Text provided:
= = = =
Figure 3: Business Model Cube

The theoretical arguments supporting different representations of business models have been in play for many years, yet it was Alexander Osterwalder and Yves Pigneur’s simple-to-use methods and tools described in their book Business Model Generation that popularized the Business Model Canvas (see Figure 4) and established it as the baseline for business model innovation. We use this form to show business model alignment between strategy and Business Architecture, followed by a deeper look in Appendix A. Note this type of business model has been introduced in earlier work of The Open Group through the IT4IT Forum.[3]

(Source: Business Model Generation, Alexander Osterwalder, Yves Pigneur, 2010)

Figure 4: The Business Model Canvas

3 The Impact and Benefit of Business Models

Business and IT leaders can obtain powerful leverage using business model artifacts in conjunction with other strategic planning artifacts, Business Architecture views, and organizational change methods to accelerate strategic execution and alignment. Business model artifacts highlight the critical relationships between the various elements that constitute a business in ways that:

  • Are not fully covered by other approaches or techniques and, therefore, contribute to a more complete examination of costs, revenues, and other business perspectives
  • Are covered by other approaches or techniques – but through a different method or viewpoint – in which case business modeling helps cross-check other points of information and assumptions

Business models improve communication among business executives because they provide a common perspective for the organization’s core business logic, thus helping executives “get on the same page”. Having this common perspective, structure, and understanding allows for more effective business design[4] and enables the successful deployment of an organization’s target-state Enterprise Architecture. In essence, business models provide clarity of thought using a different point of view from the one provided by traditional strategic planning methods, and can foster a greater level of thinking required for innovation.
= = = =
Challenge:
Copy out the business model text above in full, word for word.

Extracted entries:
= = = =
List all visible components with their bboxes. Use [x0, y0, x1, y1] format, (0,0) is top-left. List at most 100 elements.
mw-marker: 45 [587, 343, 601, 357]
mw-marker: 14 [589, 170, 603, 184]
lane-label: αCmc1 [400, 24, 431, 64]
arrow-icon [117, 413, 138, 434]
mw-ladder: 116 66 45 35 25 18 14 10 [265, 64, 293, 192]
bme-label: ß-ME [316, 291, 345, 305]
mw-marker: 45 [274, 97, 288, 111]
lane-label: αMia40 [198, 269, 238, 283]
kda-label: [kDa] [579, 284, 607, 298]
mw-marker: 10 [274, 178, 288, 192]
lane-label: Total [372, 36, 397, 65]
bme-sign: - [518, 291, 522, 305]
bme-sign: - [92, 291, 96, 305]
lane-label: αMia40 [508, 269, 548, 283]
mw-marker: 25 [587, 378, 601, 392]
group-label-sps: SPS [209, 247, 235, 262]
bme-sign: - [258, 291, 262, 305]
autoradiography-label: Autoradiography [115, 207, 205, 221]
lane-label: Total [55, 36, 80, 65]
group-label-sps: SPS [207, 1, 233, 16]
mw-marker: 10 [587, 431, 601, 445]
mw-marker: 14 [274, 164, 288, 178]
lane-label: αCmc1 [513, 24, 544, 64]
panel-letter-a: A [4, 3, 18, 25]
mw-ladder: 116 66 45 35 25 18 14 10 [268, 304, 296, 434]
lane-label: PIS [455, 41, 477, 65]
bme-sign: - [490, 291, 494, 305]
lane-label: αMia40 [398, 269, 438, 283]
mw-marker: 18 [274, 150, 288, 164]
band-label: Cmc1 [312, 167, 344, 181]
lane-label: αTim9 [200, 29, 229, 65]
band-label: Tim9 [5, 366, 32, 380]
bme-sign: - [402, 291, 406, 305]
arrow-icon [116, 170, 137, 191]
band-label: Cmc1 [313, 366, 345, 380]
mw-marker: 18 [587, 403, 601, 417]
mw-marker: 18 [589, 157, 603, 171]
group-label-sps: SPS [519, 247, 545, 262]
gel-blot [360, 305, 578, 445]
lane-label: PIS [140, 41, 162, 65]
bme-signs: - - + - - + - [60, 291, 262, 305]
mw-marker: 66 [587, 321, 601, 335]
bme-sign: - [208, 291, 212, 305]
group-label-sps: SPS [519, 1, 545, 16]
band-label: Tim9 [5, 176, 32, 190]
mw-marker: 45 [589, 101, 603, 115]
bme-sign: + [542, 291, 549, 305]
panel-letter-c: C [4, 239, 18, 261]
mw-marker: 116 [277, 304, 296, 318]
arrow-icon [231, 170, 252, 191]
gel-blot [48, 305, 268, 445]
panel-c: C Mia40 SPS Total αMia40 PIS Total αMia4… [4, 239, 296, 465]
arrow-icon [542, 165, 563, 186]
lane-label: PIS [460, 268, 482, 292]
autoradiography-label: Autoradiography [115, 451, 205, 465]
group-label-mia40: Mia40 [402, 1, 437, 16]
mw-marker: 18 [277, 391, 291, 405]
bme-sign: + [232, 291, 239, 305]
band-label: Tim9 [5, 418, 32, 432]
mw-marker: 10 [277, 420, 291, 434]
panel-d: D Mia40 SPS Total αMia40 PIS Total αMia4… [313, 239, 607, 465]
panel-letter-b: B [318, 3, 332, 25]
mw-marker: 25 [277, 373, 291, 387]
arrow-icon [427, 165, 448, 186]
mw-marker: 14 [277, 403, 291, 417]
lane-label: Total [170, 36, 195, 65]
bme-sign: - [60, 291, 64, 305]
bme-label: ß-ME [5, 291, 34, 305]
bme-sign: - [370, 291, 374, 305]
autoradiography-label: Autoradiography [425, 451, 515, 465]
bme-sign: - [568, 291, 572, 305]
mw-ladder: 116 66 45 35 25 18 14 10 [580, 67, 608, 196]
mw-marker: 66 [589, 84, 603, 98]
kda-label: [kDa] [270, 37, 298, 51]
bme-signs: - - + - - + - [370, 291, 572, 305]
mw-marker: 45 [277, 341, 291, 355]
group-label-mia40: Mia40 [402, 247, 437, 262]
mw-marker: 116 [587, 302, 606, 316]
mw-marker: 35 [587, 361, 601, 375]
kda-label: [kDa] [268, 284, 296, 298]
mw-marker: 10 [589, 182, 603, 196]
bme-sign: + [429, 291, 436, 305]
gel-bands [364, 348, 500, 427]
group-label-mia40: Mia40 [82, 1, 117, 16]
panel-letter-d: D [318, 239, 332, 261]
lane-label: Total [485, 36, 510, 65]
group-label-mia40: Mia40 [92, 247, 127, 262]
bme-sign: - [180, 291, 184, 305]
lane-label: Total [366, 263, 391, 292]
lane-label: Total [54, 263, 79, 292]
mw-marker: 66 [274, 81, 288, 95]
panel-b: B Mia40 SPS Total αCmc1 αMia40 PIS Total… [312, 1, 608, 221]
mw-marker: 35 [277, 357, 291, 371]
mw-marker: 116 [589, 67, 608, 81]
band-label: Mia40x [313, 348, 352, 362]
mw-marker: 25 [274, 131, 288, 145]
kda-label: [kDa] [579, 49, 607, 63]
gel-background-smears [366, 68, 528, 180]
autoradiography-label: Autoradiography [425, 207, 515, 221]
= = = =
Exercise solution:
Figure 3: Business Model Cube

The theoretical arguments supporting different representations of business models have been in play for many years, yet it was Alexander Osterwalder and Yves Pigneur’s simple-to-use methods and tools described in their book Business Model Generation that popularized the Business Model Canvas (see Figure 4) and established it as the baseline for business model innovation. We use this form to show business model alignment between strategy and Business Architecture, followed by a deeper look in Appendix A. Note this type of business model has been introduced in earlier work of The Open Group through the IT4IT Forum.[3]

(Source: Business Model Generation, Alexander Osterwalder, Yves Pigneur, 2010)

Figure 4: The Business Model Canvas

3 The Impact and Benefit of Business Models

Business and IT leaders can obtain powerful leverage using business model artifacts in conjunction with other strategic planning artifacts, Business Architecture views, and organizational change methods to accelerate strategic execution and alignment. Business model artifacts highlight the critical relationships between the various elements that constitute a business in ways that:

  • Are not fully covered by other approaches or techniques and, therefore, contribute to a more complete examination of costs, revenues, and other business perspectives
  • Are covered by other approaches or techniques – but through a different method or viewpoint – in which case business modeling helps cross-check other points of information and assumptions

Business models improve communication among business executives because they provide a common perspective for the organization’s core business logic, thus helping executives “get on the same page”. Having this common perspective, structure, and understanding allows for more effective business design[4] and enables the successful deployment of an organization’s target-state Enterprise Architecture. In essence, business models provide clarity of thought using a different point of view from the one provided by traditional strategic planning methods, and can foster a greater level of thinking required for innovation.